### [TASK TO COMPLETE]
Search the data below for the word "caption" and copy each line that holds it.

### [DATA SUPPLIED]
»»
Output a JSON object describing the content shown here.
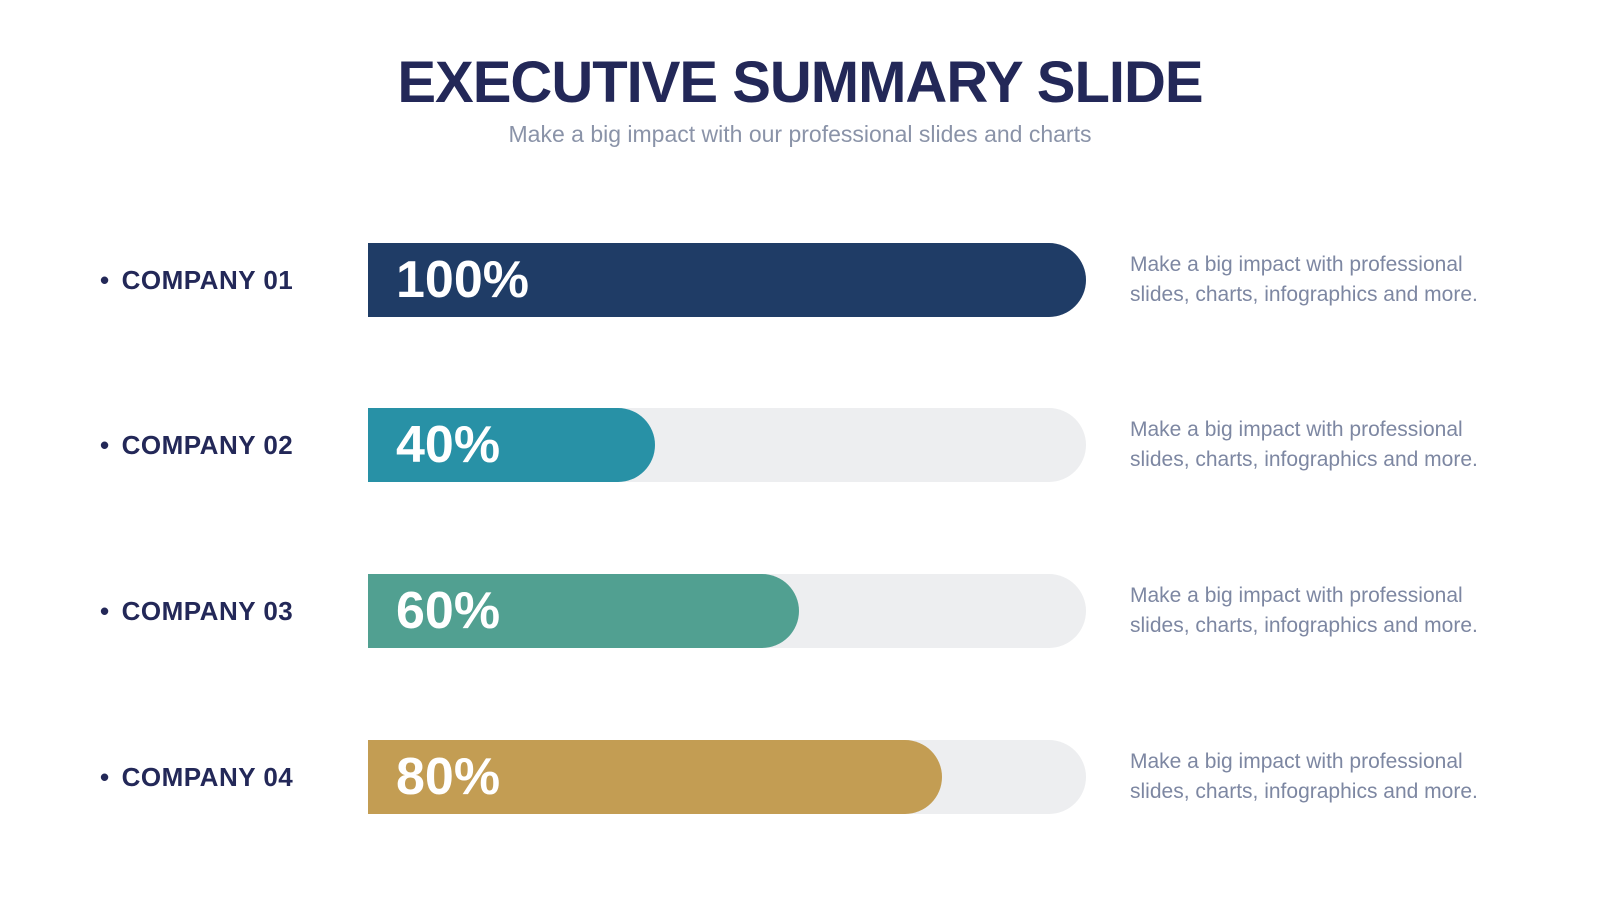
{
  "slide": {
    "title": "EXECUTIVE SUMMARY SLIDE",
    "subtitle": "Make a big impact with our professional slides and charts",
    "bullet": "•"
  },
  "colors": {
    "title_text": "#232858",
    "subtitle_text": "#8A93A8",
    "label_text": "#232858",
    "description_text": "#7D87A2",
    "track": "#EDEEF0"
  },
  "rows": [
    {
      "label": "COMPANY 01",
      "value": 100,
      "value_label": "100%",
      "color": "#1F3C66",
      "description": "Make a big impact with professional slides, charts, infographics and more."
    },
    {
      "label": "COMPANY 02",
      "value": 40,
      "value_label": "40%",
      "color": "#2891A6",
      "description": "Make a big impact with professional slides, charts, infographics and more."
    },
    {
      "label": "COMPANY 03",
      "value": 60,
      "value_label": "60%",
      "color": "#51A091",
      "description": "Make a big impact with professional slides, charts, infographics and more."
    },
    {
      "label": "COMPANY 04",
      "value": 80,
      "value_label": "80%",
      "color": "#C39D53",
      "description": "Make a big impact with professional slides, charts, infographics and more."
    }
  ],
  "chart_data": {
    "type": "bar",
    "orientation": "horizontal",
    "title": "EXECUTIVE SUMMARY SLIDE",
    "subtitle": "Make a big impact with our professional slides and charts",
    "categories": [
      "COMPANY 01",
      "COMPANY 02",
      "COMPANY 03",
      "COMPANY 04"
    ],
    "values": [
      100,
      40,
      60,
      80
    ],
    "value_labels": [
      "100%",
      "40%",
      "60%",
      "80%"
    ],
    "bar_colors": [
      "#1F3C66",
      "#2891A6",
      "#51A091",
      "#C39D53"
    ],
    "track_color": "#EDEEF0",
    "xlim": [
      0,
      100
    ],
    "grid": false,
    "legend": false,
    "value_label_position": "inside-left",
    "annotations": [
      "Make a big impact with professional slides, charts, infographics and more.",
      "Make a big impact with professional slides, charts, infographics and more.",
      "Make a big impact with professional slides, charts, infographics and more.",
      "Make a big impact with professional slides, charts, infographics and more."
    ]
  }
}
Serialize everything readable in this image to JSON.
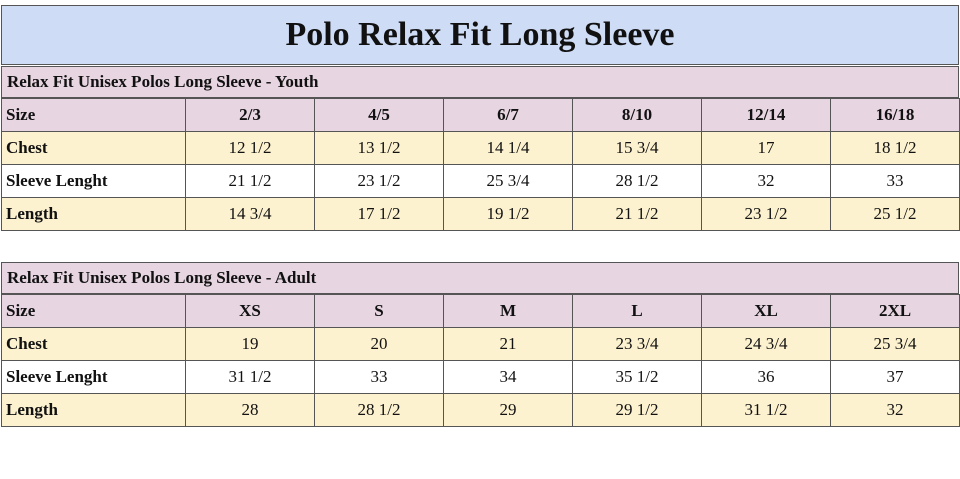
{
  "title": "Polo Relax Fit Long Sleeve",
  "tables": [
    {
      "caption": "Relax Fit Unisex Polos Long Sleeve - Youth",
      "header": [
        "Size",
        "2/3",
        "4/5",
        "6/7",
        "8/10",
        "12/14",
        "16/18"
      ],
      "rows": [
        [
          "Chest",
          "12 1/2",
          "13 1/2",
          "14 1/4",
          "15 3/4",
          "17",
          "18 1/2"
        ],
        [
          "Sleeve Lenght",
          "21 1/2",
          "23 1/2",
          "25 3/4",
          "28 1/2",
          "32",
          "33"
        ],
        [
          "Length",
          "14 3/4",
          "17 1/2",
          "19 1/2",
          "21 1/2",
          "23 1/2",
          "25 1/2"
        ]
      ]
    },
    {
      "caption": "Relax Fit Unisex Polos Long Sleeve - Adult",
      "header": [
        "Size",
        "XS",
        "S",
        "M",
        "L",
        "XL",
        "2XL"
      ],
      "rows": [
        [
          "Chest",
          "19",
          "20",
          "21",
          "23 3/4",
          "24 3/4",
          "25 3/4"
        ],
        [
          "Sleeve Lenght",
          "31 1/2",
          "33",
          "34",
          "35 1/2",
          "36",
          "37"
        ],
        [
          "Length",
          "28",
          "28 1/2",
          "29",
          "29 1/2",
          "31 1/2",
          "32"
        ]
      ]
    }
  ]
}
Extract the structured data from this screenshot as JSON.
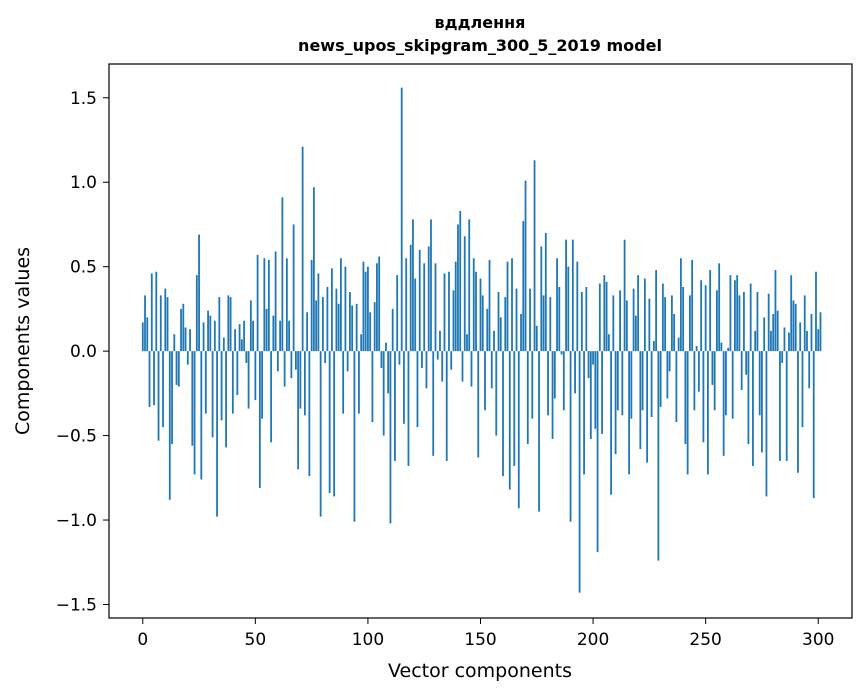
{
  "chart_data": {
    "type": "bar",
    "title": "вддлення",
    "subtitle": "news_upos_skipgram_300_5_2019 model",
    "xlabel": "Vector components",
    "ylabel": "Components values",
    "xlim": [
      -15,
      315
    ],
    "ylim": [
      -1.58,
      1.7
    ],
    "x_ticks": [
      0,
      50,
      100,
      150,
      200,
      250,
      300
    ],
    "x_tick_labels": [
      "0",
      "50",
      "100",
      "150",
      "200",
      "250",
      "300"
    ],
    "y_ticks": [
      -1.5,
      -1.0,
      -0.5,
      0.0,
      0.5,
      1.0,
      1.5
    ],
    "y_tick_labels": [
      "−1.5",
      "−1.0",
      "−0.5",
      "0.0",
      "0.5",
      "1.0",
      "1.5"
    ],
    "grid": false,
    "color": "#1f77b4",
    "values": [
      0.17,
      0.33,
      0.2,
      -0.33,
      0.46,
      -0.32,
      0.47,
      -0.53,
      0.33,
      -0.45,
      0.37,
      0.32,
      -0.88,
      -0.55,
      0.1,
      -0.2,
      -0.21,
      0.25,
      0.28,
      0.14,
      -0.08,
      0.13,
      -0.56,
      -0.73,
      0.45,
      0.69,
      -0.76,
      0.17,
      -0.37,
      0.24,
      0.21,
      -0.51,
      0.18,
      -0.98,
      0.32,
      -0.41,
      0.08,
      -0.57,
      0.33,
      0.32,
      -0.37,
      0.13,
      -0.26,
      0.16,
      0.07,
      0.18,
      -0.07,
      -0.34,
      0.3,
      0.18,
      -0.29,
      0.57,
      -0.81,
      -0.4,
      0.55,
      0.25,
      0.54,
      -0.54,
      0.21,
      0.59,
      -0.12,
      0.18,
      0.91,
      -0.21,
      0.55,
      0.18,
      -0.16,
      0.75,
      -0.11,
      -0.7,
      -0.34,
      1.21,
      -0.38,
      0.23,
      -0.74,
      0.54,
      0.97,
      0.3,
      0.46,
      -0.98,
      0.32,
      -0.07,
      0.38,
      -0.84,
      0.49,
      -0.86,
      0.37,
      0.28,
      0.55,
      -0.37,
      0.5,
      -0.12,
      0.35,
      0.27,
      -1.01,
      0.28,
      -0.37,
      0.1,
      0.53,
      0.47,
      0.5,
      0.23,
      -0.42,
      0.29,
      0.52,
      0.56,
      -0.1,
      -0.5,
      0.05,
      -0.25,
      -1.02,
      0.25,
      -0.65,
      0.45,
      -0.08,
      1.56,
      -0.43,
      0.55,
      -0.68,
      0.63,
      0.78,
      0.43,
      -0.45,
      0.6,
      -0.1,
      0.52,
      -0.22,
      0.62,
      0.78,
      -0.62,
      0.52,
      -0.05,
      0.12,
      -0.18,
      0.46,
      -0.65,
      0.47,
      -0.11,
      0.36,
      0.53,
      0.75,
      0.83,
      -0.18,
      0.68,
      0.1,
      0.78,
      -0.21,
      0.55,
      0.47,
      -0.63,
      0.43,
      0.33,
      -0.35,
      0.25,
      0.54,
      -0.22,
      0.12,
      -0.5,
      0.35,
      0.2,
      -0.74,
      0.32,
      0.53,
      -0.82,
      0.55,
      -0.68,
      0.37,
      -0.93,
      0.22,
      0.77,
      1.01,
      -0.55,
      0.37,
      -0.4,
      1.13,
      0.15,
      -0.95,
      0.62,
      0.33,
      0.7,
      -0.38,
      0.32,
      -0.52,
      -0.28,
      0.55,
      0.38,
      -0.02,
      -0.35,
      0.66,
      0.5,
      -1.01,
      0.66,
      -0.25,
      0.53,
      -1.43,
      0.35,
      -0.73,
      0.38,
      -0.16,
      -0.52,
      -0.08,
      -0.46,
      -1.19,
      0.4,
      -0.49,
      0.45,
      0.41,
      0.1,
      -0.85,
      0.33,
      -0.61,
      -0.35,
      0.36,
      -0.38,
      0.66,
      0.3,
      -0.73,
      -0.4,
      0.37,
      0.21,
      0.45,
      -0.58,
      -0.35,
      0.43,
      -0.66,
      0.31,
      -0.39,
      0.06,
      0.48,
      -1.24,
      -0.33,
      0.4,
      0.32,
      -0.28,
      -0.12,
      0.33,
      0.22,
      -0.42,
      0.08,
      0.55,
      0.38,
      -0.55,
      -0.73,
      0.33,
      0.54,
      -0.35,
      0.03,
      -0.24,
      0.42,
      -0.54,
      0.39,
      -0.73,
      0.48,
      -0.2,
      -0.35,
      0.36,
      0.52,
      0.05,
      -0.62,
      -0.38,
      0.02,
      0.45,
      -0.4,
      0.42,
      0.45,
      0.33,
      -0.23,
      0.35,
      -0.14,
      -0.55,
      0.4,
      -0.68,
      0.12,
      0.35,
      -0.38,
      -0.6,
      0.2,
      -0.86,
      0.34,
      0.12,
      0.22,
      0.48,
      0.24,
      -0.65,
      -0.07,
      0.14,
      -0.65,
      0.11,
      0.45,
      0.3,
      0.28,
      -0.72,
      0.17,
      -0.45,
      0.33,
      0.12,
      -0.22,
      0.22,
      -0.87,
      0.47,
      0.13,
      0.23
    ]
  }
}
««
### [ANSWER TO THIS TASK]
      "caption": "Relax Fit Unisex Polos Long Sleeve - Youth",
      "caption": "Relax Fit Unisex Polos Long Sleeve - Adult",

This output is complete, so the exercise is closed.